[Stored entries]
◆ ◆ ◆ ◆

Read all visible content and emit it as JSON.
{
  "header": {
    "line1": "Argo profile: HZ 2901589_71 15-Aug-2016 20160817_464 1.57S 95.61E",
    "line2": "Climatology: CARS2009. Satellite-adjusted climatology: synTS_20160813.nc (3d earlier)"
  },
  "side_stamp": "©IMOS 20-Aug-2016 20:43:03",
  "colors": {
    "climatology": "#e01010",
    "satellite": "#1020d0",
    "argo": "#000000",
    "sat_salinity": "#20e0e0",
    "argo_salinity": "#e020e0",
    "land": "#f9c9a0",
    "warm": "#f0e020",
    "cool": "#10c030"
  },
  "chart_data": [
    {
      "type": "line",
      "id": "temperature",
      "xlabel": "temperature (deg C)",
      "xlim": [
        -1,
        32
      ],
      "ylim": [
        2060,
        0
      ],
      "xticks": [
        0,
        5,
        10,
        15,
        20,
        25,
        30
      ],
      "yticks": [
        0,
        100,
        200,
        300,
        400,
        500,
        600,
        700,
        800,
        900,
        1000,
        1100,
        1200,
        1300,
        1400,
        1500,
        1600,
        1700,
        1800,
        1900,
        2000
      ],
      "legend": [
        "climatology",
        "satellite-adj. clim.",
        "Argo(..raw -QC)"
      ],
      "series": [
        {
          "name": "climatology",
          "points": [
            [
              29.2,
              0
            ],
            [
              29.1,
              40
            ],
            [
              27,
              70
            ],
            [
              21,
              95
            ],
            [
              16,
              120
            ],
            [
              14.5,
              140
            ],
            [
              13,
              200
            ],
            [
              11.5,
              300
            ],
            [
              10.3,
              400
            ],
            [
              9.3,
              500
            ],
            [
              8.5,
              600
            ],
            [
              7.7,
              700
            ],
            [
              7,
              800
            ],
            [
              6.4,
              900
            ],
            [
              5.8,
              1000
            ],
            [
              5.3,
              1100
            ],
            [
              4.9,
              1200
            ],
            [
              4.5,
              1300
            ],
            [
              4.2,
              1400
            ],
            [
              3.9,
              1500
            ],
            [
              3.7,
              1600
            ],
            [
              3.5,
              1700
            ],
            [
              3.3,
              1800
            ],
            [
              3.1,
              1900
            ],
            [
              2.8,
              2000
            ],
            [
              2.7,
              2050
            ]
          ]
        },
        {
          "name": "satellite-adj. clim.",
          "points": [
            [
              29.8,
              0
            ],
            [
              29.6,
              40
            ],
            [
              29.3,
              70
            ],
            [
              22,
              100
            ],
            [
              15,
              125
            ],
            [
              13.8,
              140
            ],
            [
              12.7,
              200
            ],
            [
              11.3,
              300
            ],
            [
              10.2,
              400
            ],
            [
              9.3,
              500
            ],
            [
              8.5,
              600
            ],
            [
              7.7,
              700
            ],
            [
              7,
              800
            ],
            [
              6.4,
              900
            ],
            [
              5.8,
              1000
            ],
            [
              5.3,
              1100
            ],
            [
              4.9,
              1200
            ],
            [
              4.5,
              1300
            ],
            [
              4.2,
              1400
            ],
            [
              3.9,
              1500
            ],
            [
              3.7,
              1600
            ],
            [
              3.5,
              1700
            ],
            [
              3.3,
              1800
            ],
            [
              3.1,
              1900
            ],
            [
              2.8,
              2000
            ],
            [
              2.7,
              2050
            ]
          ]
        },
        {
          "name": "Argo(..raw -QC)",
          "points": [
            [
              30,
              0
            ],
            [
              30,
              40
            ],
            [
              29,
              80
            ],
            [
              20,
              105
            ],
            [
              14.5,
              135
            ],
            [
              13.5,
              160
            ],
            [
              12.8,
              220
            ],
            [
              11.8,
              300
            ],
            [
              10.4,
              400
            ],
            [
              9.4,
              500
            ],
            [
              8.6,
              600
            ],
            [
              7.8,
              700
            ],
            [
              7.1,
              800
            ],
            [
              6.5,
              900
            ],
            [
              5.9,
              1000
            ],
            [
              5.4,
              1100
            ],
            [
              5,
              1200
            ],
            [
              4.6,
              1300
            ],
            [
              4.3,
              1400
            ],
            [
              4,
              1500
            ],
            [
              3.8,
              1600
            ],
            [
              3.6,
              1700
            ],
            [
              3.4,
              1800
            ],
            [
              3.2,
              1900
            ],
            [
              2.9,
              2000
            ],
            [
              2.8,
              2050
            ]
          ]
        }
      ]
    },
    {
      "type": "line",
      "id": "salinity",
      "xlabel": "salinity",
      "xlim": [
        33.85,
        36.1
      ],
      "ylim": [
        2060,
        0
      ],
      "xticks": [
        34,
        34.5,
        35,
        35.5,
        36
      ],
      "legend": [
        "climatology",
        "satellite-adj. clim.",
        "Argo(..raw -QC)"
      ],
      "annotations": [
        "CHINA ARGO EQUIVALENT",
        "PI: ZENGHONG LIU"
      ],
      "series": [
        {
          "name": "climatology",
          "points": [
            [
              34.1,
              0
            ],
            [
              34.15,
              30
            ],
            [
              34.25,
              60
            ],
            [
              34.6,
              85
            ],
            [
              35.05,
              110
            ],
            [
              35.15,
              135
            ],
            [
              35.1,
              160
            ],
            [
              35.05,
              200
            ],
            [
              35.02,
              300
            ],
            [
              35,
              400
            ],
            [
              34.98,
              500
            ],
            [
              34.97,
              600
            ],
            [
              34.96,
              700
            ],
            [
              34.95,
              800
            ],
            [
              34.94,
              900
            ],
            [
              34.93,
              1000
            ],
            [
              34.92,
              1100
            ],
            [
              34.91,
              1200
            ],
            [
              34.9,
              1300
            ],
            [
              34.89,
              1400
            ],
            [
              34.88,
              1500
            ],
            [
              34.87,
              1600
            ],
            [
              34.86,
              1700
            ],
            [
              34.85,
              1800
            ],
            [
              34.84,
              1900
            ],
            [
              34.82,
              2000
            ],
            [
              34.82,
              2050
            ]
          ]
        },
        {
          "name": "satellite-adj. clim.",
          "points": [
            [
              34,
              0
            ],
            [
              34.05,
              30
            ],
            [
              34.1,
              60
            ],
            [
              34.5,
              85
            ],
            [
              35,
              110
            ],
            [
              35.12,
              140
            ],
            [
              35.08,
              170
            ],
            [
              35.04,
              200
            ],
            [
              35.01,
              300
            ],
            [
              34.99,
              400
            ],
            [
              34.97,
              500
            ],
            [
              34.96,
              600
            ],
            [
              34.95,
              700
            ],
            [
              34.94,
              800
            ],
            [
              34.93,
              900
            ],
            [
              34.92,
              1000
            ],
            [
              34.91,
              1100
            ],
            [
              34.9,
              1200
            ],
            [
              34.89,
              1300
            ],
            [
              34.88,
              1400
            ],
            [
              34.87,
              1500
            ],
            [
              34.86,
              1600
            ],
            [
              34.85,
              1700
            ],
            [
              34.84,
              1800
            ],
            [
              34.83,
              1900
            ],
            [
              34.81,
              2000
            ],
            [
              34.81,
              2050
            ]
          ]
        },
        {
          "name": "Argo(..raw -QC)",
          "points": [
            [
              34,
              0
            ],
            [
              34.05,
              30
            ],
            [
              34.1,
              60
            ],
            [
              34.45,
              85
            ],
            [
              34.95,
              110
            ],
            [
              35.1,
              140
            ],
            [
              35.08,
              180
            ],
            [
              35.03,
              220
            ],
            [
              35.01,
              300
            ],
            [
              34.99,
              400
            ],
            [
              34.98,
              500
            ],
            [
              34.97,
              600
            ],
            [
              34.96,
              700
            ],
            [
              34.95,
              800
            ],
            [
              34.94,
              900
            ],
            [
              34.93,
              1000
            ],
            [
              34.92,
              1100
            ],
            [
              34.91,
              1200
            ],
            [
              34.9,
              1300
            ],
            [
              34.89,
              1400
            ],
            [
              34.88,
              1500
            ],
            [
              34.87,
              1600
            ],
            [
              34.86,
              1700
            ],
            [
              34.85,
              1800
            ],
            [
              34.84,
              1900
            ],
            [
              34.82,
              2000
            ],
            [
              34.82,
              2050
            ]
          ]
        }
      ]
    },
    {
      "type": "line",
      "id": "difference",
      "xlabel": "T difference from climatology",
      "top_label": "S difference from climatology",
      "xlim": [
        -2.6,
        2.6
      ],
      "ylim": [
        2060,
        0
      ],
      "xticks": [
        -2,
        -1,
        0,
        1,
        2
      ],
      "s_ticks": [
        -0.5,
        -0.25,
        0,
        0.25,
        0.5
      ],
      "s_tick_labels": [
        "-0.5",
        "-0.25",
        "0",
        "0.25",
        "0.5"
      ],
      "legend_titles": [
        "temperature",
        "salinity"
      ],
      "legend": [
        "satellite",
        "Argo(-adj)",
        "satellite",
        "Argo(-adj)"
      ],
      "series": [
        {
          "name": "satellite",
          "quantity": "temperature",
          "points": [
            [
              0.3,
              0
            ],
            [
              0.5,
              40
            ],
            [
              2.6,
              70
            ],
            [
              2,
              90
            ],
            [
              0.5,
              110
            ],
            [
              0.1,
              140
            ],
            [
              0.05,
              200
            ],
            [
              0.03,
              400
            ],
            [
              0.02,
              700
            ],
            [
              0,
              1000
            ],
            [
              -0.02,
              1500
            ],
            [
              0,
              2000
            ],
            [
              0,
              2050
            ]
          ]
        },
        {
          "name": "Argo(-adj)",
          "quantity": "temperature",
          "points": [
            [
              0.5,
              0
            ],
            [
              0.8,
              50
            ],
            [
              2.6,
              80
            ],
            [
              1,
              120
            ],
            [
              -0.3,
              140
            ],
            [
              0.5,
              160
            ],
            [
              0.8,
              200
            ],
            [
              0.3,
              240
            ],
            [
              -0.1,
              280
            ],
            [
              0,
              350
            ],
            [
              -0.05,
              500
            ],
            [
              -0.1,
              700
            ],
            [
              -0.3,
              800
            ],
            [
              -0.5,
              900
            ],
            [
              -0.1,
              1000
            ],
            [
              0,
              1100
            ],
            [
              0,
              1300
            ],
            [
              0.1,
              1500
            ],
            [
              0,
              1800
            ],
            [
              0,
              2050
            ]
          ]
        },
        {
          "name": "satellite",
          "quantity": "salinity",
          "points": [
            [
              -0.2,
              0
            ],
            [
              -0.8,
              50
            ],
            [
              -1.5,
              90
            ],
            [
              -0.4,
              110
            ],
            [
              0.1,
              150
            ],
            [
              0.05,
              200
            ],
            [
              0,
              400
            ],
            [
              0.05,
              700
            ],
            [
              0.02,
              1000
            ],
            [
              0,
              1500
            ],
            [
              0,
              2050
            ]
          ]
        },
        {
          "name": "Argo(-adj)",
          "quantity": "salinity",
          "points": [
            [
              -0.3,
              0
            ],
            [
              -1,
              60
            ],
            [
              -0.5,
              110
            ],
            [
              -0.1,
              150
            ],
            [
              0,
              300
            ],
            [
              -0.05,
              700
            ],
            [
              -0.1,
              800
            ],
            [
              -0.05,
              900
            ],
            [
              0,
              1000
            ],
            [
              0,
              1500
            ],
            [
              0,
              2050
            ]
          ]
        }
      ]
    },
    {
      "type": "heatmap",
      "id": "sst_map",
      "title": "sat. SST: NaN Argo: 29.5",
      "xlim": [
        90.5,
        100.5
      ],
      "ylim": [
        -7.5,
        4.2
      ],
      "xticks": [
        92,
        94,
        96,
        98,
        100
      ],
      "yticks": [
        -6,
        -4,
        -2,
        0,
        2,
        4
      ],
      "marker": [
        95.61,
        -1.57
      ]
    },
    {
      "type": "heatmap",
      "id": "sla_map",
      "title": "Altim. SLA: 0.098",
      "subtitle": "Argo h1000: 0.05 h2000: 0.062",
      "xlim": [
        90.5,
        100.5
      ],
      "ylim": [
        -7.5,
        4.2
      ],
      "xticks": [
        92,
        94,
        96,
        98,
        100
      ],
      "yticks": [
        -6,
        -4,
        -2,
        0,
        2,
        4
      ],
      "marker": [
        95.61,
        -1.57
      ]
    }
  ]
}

◆ ◆ ◆ ◆

● **AIM**
Which lines above hold the word "difference"? Copy each of them.

● **WRITTEN RESPONSE**
      "id": "difference",
      "xlabel": "T difference from climatology",
      "top_label": "S difference from climatology",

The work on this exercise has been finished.